TASK DETAILS>
In this exercise, copy exactly the lines from the one that contains "Output the underlying" through the end of the entries below; pictures are not copied.

EXERCISE INPUTS>
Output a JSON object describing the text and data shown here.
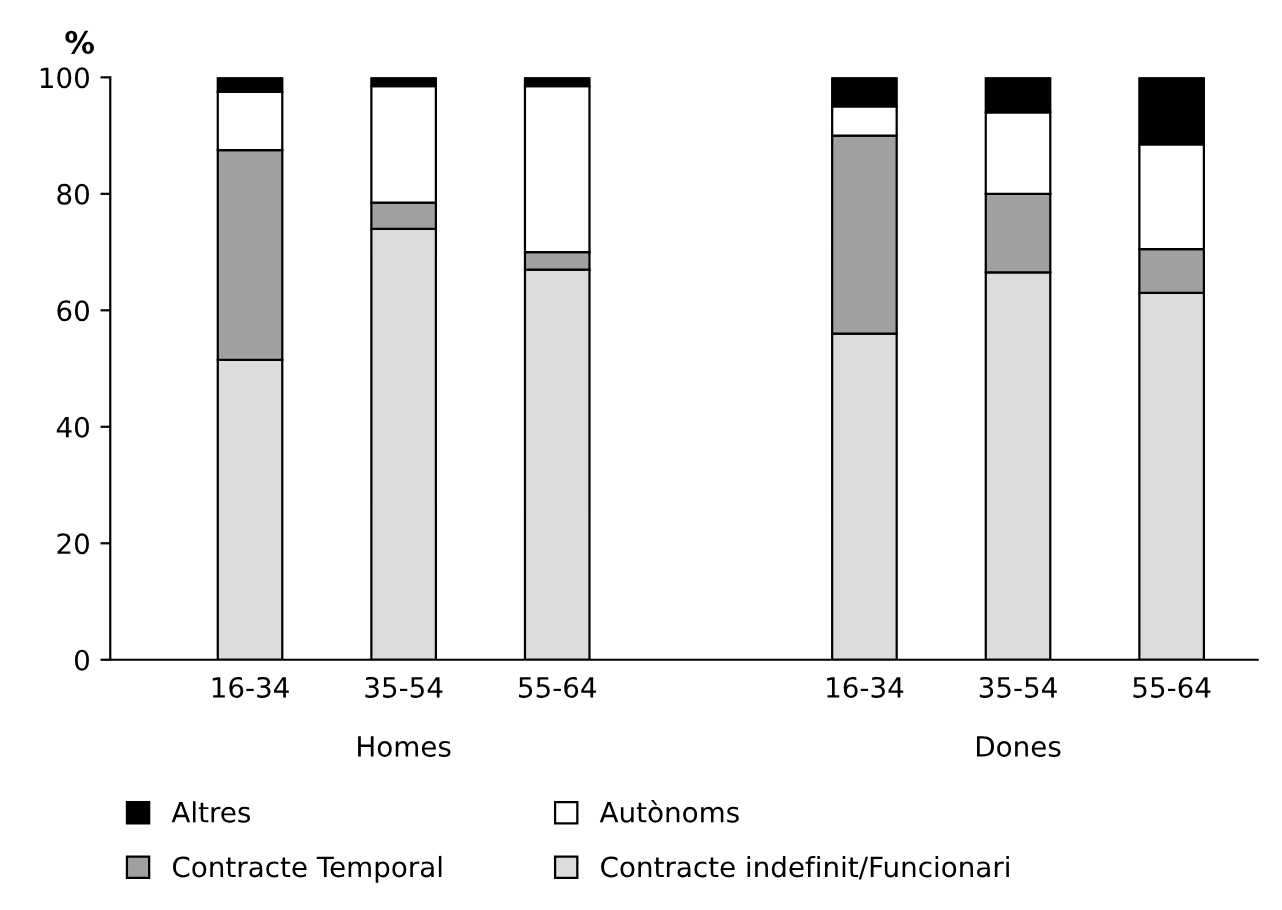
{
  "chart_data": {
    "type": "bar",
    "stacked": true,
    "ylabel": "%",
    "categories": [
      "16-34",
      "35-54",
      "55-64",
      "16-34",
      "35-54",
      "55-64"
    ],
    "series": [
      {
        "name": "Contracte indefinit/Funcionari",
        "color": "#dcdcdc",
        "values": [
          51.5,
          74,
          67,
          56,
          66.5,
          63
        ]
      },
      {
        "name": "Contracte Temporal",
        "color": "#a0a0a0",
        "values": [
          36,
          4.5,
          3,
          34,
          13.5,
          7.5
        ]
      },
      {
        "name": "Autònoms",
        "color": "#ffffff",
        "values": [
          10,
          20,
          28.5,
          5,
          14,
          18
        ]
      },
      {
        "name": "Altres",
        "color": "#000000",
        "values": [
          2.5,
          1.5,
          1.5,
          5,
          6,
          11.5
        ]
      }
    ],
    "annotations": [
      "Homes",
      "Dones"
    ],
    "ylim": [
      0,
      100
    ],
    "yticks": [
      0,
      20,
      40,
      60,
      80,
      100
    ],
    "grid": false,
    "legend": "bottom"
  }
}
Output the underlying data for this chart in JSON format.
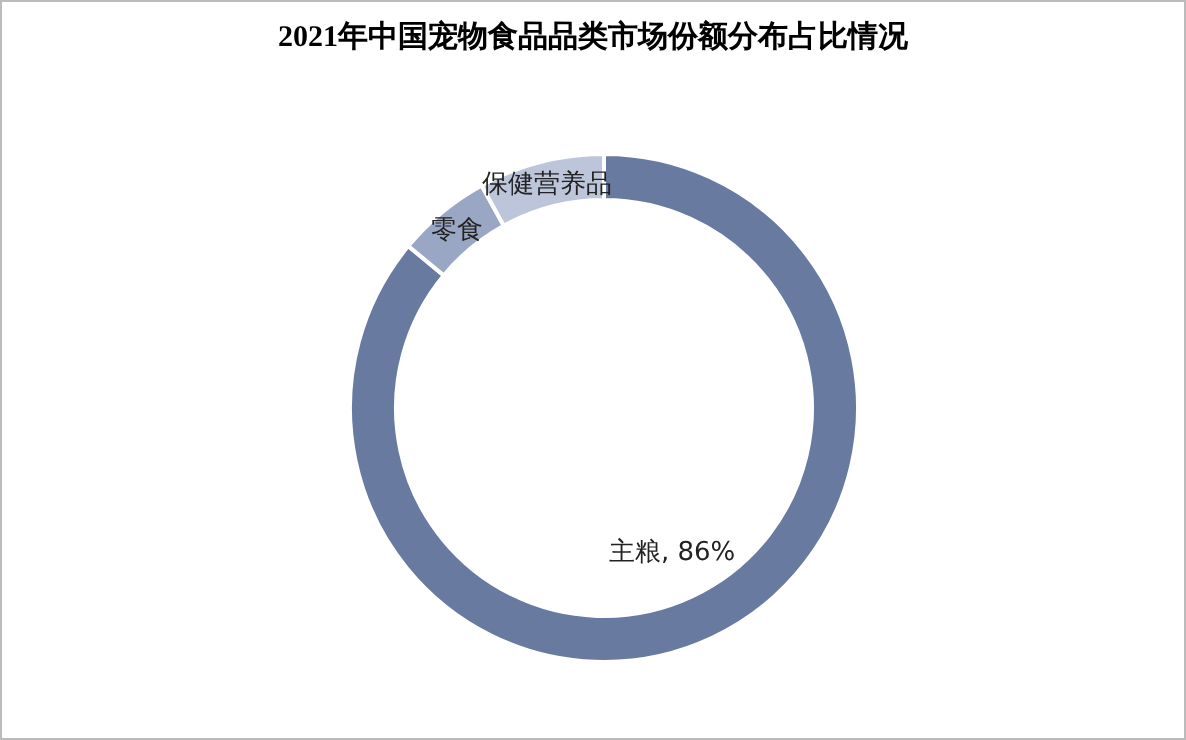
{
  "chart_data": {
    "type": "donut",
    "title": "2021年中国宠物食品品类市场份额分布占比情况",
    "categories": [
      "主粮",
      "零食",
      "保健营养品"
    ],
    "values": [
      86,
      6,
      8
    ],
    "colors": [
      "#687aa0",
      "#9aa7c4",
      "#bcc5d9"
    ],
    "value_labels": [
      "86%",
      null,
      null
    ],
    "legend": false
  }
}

PROBLEM SOLUTION>
Output the underlying data for this chart in JSON format.
{
  "chart_data": {
    "type": "donut",
    "title": "2021年中国宠物食品品类市场份额分布占比情况",
    "categories": [
      "主粮",
      "零食",
      "保健营养品"
    ],
    "values": [
      86,
      6,
      8
    ],
    "colors": [
      "#687aa0",
      "#9aa7c4",
      "#bcc5d9"
    ],
    "value_labels": [
      "86%",
      null,
      null
    ],
    "legend": false
  }
}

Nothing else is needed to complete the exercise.